Text section:
↓
How do I measure data accuracy without ground truth?

Three approximations: (1) manual spot-check — sample 100 rows/day and verify against live pages; (2) cross-source consistency — the same product on multiple sites should have prices within ~10%; (3) internal validation — currency matches ISO 4217, dates parse, URLs resolve, prices are positive numbers. None are perfect; combined they catch most issues.

What's a reasonable threshold for data freshness?

Depends on use case. Stock/crypto prices: <5 minutes. E-commerce inventory: <1 hour. Product catalog: <24 hours. Market research aggregates: <7 days. SEO tracking: <30 days. Set thresholds explicitly per dataset based on how stale data degrades the downstream decision.

How is schema drift different from a scraper bug?

Schema drift means the source site changed its structure (new field, renamed field, removed field). Your scraper hasn't necessarily broken — it may still extract most fields fine. A scraper bug means your code is wrong. Detection: drift = new field names appearing; bug = stable field names but wrong values. Different fixes.

What's a good error rate target?

Total <5% (timeouts + 4xx + 5xx + parse errors combined). Of that, network errors and transient 5xx are expected (always retry). 4xx from anti-bot detection should be <1% with clean residential proxies. Parse errors should be 0% on well-tested scrapers — if non-zero, the site structure changed and you have schema drift.

How often should I run accuracy spot checks?

Daily sample of 100 rows for high-value datasets (pricing, financial). Weekly for market research. Quarterly for archival data. Automate the sampling, but the comparison itself needs human eyes — you're looking for subtle issues automated checks miss. Track the % match over time as a trend.

Should I track per-field coverage or just overall completeness?

Both. Overall gives you a top-level health signal. Per-field catches issues that overall hides — e.g., the discount_price field dropping from 80% to 0% (site moved that data) is invisible at the aggregate level. Set per-field thresholds (alert on >10% drop from 7-day average).

Does proxy quality really affect these metrics?

Yes, dramatically. Real-world data: switching from datacenter to Premium Residential typically reduces decoy rate from ~25% to ~3%, error rate from ~12% to ~4%, and accuracy improvement from ~85% to ~96%. The proxy bandwidth premium ($2.75/GB vs $0.50/GB) is dwarfed by the value of accurate downstream decisions.

Data Quality Metrics: KPIs for Scraped Pipelines (2026)

Daniel K.
↑
Written request 1: Please quote the data quality FAQ from "Both. Overall gives" up to and including "Scraped Pipelines (2026)".
These rows have no connection to the data quality FAQ.

(Excerpts from a layout annotation set)
↓
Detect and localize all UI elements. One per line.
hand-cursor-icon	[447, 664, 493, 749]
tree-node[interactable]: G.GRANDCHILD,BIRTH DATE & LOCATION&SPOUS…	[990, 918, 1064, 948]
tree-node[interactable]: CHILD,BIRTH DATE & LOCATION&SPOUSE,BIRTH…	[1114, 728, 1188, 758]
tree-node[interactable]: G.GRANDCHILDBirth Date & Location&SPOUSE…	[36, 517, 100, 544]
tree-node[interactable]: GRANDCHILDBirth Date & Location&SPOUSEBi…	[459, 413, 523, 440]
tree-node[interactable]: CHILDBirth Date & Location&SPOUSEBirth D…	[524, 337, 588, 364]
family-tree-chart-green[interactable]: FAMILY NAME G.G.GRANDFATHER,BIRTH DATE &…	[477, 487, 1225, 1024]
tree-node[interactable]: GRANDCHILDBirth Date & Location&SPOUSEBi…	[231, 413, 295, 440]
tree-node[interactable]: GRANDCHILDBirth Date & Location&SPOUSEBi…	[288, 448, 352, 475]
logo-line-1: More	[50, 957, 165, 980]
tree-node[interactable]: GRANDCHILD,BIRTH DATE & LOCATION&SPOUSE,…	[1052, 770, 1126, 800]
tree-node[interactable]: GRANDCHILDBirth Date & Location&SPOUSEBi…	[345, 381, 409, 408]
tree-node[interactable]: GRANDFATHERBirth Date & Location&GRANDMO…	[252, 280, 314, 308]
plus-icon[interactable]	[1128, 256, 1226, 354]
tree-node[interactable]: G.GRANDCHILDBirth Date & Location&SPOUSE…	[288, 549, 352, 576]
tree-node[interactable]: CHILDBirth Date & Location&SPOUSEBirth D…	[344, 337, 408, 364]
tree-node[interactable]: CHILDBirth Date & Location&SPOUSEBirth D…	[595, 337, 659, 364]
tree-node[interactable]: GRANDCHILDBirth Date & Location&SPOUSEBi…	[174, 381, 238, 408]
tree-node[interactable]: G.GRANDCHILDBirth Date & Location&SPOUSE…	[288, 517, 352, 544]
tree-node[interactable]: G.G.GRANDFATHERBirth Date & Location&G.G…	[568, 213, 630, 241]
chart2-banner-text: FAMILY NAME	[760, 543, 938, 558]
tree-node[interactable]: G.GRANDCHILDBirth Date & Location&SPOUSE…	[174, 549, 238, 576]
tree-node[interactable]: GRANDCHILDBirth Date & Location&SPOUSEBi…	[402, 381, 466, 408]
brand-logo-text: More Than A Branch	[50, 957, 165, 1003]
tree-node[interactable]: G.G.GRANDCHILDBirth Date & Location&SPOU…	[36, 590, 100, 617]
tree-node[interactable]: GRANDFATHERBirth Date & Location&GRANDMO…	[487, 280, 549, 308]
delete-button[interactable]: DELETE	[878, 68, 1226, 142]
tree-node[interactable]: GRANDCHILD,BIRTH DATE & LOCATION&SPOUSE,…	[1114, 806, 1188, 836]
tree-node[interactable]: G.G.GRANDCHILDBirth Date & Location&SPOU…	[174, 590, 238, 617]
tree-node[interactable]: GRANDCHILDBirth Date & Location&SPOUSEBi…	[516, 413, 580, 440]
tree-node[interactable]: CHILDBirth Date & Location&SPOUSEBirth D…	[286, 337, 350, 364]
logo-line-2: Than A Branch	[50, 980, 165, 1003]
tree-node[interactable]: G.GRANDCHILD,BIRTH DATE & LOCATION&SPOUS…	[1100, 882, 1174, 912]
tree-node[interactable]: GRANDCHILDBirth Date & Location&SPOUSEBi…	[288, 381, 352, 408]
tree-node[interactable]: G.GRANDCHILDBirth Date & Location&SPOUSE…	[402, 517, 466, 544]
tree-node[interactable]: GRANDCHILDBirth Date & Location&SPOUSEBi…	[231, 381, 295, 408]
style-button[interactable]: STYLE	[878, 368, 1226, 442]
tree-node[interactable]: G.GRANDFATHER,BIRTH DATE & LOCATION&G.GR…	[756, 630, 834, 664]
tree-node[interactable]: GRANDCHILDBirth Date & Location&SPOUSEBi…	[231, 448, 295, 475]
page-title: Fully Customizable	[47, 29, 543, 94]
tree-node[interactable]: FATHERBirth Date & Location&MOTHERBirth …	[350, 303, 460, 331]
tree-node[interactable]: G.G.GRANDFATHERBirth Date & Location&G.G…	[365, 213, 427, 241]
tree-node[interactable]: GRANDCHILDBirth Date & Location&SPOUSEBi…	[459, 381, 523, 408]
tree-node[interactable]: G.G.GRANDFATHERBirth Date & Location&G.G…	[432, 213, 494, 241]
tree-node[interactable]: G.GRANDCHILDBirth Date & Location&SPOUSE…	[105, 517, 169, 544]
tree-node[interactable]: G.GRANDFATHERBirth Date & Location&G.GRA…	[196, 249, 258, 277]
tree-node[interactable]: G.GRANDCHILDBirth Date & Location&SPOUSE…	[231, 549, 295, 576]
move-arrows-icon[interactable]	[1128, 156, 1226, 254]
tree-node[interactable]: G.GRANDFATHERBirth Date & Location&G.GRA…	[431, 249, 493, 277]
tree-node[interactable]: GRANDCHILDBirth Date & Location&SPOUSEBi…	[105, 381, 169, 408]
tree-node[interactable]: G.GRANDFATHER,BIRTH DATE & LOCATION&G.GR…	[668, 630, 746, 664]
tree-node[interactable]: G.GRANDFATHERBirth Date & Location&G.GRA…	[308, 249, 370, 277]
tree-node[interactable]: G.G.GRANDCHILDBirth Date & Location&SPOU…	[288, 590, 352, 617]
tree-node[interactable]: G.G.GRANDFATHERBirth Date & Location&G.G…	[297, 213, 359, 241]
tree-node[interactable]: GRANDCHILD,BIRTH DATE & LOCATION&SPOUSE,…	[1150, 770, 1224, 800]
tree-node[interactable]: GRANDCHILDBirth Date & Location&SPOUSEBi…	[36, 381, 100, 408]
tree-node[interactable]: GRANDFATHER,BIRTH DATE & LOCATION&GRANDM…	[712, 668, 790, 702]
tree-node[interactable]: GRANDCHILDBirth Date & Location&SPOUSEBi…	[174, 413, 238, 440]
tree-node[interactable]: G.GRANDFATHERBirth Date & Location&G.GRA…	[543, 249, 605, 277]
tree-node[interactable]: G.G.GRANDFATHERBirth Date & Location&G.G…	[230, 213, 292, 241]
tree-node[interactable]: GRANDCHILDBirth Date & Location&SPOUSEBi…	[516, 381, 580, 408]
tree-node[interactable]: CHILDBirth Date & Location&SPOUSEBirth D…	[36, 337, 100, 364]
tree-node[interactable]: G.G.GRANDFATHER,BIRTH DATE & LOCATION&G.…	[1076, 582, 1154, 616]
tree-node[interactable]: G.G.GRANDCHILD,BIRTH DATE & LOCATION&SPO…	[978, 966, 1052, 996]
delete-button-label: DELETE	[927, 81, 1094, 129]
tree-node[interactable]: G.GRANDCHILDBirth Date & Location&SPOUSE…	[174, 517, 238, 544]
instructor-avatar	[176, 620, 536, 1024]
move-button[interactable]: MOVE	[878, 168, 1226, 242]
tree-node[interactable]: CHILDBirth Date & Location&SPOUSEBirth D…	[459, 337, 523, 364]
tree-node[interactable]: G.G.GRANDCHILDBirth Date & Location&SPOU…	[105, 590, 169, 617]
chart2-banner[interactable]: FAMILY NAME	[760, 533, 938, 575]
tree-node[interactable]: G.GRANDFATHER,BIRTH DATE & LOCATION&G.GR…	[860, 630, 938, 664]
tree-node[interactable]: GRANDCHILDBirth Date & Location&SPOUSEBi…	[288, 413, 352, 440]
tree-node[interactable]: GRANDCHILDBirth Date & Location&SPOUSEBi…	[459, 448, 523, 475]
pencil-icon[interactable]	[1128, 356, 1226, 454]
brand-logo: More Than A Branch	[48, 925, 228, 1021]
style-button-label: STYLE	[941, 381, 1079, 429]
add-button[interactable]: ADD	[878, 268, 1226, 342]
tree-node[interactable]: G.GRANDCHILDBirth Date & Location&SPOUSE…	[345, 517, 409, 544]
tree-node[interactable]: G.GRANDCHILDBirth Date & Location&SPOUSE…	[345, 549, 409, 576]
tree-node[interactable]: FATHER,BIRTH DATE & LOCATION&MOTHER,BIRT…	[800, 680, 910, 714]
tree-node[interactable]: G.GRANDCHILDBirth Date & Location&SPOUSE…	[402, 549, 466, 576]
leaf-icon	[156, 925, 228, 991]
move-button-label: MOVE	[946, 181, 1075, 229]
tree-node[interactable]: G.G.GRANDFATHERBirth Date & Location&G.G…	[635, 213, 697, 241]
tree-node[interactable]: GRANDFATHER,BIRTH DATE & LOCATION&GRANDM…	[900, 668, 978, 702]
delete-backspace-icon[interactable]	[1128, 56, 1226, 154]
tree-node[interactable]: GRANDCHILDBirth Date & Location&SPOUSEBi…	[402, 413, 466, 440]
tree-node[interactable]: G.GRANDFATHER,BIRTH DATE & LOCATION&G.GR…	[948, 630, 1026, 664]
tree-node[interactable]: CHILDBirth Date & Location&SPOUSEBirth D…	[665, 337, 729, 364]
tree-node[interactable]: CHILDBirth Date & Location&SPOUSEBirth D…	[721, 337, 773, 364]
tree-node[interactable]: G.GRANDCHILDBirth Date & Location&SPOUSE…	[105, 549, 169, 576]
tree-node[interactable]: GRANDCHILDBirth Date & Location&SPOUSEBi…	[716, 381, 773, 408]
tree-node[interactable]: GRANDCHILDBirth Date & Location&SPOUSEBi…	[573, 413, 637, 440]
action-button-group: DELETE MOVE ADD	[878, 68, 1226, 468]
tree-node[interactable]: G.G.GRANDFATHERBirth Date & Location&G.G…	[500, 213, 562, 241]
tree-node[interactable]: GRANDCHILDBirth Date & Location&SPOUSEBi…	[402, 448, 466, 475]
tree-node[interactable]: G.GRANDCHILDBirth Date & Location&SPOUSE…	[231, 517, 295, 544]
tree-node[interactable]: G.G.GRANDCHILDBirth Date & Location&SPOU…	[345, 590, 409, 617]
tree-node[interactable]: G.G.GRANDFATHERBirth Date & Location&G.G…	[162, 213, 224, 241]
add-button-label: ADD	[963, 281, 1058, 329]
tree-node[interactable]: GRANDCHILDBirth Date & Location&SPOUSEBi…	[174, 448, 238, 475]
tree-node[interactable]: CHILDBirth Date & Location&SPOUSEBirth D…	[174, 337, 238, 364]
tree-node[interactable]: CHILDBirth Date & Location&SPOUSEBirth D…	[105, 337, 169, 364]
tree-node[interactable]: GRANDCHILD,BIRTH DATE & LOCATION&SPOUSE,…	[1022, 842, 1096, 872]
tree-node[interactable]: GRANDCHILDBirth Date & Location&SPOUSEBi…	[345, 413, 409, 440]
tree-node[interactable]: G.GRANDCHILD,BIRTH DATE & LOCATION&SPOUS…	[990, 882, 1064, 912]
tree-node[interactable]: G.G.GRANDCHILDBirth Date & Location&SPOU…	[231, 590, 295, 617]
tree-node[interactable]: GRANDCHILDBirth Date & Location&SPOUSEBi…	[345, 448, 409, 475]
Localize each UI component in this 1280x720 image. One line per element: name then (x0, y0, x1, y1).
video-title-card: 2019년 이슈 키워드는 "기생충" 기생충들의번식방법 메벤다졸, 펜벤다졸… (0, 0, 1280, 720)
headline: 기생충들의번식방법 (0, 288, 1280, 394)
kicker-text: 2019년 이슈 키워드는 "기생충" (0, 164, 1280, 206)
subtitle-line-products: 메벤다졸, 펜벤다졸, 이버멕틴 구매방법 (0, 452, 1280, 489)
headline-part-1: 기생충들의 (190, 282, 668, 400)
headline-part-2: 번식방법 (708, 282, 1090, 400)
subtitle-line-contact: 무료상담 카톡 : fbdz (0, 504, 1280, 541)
↑
Written request 2: Convert the rows, from their first line up to and including the line with "918, 1064, 948]", into a Markdown table with the columns Number and Line text, leaving out blank lines.

Written solution 1:
Both. Overall gives you a top-level health signal. Per-field catches issues that overall hides — e.g., the discount_price field dropping from 80% to 0% (site moved that data) is invisible at the aggregate level. Set per-field thresholds (alert on >10% drop from 7-day average).

Does proxy quality really affect these metrics?

Yes, dramatically. Real-world data: switching from datacenter to Premium Residential typically reduces decoy rate from ~25% to ~3%, error rate from ~12% to ~4%, and accuracy improvement from ~85% to ~96%. The proxy bandwidth premium ($2.75/GB vs $0.50/GB) is dwarfed by the value of accurate downstream decisions.

Data Quality Metrics: KPIs for Scraped Pipelines (2026)

Written solution 2:
| Number | Line text |
|---|---|
| 1 | Detect and localize all UI elements. One per line. |
| 2 | hand-cursor-icon	[447, 664, 493, 749] |
| 3 | tree-node[interactable]: G.GRANDCHILD,BIRTH DATE & LOCATION&SPOUS…	[990, 918, 1064, 948] |